# Start of Available data
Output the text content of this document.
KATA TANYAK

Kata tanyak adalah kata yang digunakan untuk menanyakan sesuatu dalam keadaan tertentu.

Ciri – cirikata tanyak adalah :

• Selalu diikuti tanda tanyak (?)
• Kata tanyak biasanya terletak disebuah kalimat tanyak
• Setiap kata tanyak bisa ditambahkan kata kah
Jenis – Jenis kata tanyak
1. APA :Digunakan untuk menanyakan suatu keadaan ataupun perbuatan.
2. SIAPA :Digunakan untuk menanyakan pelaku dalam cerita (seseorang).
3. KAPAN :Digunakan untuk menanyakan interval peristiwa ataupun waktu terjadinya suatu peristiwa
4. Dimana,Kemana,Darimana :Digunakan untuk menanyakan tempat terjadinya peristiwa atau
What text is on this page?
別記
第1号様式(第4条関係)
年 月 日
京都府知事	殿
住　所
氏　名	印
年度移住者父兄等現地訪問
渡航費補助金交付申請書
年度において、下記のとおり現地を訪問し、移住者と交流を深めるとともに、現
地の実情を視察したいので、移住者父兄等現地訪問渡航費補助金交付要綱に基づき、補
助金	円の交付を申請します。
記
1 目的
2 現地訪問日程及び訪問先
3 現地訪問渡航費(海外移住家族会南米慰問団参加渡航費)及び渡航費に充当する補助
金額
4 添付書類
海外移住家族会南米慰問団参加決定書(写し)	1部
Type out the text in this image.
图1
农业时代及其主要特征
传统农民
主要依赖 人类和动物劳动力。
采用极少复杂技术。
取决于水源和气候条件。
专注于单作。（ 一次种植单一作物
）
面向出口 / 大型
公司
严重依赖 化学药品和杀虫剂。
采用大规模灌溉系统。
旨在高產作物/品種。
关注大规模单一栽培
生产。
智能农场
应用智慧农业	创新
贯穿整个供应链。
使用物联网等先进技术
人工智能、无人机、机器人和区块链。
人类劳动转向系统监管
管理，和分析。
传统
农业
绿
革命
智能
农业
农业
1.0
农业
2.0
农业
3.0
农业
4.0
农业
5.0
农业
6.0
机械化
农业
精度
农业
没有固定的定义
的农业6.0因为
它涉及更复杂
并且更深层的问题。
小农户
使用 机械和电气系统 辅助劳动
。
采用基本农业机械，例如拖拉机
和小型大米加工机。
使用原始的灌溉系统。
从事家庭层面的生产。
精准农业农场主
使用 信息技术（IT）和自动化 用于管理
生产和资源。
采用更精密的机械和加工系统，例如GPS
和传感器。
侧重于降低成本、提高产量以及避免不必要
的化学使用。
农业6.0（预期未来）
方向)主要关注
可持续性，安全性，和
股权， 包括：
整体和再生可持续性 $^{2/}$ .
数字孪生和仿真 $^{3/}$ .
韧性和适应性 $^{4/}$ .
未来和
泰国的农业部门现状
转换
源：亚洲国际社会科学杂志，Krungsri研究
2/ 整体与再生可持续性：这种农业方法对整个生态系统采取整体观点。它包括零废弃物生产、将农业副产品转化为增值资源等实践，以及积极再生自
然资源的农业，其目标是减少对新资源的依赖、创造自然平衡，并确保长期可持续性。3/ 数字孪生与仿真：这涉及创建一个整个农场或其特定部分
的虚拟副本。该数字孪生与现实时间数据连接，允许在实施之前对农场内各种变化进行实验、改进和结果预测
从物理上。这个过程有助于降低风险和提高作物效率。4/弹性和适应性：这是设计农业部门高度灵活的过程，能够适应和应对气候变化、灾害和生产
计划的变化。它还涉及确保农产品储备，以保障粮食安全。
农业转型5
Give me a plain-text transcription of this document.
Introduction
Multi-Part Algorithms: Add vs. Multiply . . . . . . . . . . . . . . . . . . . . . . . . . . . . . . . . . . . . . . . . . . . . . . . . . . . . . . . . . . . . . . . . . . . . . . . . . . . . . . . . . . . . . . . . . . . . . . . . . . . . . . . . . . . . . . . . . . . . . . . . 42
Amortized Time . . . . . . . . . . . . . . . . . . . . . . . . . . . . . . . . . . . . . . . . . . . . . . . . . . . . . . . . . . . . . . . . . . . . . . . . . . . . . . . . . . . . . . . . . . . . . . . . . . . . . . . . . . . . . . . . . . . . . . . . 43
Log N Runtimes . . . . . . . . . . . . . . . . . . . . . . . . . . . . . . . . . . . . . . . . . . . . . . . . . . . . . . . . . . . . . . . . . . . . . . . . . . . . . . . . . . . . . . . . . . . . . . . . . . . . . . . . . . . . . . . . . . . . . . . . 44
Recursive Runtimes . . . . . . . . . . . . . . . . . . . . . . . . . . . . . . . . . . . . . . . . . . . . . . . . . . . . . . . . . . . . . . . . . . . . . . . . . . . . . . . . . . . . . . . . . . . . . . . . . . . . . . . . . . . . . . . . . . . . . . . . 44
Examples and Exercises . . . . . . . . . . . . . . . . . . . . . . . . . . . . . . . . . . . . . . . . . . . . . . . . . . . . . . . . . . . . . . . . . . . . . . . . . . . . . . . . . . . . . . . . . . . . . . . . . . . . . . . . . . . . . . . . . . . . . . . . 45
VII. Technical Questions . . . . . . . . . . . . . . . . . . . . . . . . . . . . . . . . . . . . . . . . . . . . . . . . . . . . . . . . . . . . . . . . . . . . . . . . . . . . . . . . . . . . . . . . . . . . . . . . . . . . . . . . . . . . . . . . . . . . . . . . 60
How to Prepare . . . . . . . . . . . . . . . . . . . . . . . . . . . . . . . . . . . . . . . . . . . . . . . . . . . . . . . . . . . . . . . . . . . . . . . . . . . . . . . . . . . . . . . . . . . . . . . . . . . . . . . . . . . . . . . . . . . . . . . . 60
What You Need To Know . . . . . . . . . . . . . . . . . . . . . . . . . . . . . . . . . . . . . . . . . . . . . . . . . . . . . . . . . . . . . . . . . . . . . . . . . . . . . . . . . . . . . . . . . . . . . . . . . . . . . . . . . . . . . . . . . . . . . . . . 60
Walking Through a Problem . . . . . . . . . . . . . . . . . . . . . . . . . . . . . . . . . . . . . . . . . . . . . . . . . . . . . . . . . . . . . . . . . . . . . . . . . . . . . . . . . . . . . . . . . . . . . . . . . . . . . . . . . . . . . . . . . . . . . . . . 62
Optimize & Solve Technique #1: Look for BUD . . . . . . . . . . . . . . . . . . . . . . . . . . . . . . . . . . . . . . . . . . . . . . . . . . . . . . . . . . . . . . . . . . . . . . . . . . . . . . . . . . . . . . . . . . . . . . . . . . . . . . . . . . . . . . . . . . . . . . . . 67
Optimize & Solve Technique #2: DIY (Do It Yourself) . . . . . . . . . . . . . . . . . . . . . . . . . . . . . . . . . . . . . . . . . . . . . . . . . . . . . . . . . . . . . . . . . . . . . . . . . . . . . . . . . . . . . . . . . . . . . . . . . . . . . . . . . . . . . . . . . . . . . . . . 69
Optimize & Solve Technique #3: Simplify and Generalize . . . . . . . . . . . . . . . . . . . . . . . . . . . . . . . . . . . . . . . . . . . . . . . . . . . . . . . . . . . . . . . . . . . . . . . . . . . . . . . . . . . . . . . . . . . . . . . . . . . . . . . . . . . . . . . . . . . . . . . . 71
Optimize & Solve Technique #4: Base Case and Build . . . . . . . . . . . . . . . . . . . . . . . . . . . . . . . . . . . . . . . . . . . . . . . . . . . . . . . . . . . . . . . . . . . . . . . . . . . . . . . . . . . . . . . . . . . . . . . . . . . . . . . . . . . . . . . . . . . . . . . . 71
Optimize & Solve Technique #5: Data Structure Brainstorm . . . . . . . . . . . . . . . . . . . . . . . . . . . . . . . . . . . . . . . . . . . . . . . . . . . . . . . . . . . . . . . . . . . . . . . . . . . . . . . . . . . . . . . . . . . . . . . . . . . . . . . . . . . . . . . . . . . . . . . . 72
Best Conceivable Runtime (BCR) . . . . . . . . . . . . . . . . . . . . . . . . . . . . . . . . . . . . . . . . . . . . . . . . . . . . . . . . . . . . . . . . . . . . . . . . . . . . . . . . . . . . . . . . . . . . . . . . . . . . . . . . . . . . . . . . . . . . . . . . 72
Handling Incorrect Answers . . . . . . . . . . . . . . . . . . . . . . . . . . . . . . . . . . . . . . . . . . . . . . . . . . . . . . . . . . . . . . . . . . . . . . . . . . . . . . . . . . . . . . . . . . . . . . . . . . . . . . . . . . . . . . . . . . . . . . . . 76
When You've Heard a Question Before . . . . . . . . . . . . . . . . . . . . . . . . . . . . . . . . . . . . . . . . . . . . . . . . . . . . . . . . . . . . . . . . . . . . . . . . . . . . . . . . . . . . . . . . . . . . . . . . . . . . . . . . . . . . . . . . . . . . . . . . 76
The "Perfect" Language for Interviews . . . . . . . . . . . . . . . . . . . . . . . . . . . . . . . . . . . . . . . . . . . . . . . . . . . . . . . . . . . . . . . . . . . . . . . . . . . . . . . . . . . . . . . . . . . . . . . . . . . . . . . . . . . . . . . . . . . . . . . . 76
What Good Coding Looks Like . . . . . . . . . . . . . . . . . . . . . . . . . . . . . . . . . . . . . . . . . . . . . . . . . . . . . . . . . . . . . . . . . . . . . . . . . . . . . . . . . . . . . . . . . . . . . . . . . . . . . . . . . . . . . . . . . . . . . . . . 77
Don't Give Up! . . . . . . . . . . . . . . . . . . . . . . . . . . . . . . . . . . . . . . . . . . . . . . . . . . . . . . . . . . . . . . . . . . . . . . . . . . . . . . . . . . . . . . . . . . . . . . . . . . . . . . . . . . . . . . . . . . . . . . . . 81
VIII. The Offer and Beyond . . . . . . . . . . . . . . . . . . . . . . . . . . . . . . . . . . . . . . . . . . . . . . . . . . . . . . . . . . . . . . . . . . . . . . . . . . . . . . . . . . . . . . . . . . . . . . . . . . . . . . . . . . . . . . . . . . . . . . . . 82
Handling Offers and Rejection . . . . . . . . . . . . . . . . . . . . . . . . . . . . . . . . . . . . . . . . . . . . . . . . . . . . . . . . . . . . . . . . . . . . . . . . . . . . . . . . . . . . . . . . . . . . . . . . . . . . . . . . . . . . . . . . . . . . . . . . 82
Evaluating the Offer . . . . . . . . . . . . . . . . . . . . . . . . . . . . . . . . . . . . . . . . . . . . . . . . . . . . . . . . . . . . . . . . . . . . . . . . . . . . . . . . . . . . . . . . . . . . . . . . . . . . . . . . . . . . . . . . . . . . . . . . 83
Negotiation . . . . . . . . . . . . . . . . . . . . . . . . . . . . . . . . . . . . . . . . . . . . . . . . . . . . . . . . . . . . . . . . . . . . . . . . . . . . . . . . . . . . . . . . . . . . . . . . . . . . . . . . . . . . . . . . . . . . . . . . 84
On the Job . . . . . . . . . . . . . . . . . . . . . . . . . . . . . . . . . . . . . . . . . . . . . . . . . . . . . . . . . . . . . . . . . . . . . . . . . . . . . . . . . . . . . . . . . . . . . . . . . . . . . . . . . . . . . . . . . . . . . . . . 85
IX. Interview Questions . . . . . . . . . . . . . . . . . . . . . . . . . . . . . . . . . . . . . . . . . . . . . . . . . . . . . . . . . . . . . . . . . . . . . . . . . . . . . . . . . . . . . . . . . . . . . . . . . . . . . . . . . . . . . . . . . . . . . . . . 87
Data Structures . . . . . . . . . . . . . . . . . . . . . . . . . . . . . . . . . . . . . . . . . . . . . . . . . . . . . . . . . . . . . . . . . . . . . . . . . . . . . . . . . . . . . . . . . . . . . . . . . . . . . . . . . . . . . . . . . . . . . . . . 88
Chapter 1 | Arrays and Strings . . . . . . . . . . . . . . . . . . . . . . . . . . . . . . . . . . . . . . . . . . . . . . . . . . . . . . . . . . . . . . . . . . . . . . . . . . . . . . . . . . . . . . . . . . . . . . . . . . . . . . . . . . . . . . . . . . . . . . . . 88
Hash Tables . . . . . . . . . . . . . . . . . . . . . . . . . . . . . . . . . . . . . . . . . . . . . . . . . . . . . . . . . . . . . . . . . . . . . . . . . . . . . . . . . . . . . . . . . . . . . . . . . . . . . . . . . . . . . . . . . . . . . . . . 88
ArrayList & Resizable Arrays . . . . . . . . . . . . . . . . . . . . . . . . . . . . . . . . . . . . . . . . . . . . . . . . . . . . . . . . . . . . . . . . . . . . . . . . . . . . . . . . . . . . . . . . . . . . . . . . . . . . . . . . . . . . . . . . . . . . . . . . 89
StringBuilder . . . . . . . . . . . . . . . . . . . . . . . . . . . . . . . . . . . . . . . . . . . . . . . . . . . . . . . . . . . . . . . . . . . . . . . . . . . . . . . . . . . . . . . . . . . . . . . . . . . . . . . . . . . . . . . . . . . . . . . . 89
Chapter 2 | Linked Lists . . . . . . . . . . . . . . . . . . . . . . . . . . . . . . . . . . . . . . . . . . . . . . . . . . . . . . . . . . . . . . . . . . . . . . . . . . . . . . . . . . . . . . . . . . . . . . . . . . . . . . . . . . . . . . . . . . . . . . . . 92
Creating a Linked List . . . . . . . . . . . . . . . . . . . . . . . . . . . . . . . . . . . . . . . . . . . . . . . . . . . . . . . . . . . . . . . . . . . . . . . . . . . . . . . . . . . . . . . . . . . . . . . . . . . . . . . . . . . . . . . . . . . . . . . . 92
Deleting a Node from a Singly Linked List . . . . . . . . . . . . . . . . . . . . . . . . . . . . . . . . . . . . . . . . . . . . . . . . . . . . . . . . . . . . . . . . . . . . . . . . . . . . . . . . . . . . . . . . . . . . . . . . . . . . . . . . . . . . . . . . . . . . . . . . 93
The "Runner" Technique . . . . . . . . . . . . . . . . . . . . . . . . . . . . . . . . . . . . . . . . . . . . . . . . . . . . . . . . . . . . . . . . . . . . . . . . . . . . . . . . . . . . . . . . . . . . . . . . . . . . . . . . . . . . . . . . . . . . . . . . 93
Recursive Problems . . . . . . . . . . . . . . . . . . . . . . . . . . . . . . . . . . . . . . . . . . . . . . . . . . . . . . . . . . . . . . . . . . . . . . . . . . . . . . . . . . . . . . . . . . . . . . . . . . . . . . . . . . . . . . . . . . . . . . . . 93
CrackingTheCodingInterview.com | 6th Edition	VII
# End of Available data
Short exercise: Copy out each line of the material that holds the word "keadaan".

Solution:
Kata tanyak adalah kata yang digunakan untuk menanyakan sesuatu dalam keadaan tertentu.
1. APA :Digunakan untuk menanyakan suatu keadaan ataupun perbuatan.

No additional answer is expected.